### Data to use
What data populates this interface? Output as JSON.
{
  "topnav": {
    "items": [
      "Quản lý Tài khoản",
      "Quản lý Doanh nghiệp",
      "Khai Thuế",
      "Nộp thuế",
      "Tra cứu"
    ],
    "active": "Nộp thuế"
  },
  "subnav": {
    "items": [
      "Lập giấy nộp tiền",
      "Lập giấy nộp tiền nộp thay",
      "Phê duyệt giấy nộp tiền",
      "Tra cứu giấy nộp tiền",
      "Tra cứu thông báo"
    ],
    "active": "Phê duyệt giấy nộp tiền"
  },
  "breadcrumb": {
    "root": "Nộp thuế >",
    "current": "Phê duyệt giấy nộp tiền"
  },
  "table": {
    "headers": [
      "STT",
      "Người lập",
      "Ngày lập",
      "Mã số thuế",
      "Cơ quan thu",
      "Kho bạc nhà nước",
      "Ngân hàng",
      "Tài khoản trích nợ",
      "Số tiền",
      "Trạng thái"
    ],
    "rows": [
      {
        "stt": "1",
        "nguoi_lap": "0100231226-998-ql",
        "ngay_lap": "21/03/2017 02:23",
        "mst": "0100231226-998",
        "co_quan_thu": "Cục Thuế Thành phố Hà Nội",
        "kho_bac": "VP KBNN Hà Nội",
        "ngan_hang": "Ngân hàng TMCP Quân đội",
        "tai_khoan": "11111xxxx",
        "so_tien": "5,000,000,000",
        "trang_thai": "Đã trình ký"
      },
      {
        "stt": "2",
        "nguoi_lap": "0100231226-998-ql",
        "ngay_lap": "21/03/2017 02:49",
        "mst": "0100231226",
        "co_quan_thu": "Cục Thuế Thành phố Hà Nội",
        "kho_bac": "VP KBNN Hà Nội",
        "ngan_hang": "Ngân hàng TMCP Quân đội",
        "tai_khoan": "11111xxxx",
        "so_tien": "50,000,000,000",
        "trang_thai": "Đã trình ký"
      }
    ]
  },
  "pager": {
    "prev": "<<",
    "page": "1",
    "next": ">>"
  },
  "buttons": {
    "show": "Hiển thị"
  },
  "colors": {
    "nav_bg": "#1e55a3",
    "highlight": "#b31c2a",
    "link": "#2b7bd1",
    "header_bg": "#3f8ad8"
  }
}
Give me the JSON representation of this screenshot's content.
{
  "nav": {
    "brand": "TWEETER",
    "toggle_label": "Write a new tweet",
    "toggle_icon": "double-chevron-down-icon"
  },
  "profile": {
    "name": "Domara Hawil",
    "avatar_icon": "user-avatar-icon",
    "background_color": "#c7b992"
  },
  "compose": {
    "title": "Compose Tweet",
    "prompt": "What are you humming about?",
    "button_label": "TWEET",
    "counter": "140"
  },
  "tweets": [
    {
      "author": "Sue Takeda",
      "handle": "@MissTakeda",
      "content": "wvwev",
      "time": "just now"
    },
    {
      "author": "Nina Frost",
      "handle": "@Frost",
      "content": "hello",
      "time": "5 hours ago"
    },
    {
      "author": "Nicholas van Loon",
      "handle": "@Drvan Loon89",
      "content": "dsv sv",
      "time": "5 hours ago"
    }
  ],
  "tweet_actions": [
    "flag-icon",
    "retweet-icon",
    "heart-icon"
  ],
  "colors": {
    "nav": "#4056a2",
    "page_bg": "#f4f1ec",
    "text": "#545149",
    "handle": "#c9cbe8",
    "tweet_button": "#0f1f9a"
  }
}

### Task description
Report all lines of the data that include the word "active".

### Task solution
    "active": "Nộp thuế"
    "active": "Phê duyệt giấy nộp tiền"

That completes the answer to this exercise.